(Extracted records)
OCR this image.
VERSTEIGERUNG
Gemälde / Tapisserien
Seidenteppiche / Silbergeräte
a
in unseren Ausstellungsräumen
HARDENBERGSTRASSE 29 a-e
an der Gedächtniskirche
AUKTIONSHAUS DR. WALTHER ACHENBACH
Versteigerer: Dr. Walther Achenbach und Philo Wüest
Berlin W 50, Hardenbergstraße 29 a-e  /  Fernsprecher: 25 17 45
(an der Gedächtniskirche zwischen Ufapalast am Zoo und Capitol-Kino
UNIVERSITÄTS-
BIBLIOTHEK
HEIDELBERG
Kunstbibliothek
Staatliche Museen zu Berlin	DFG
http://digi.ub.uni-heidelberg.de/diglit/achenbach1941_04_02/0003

* **PROBLEM REQUIREMENTS**: Reproduce the data in full, exactly as presented.

* **WRITTEN ANSWER**:
OCR this image.
VERSTEIGERUNG
Gemälde / Tapisserien
Seidenteppiche / Silbergeräte
a
in unseren Ausstellungsräumen
HARDENBERGSTRASSE 29 a-e
an der Gedächtniskirche
AUKTIONSHAUS DR. WALTHER ACHENBACH
Versteigerer: Dr. Walther Achenbach und Philo Wüest
Berlin W 50, Hardenbergstraße 29 a-e  /  Fernsprecher: 25 17 45
(an der Gedächtniskirche zwischen Ufapalast am Zoo und Capitol-Kino
UNIVERSITÄTS-
BIBLIOTHEK
HEIDELBERG
Kunstbibliothek
Staatliche Museen zu Berlin	DFG
http://digi.ub.uni-heidelberg.de/diglit/achenbach1941_04_02/0003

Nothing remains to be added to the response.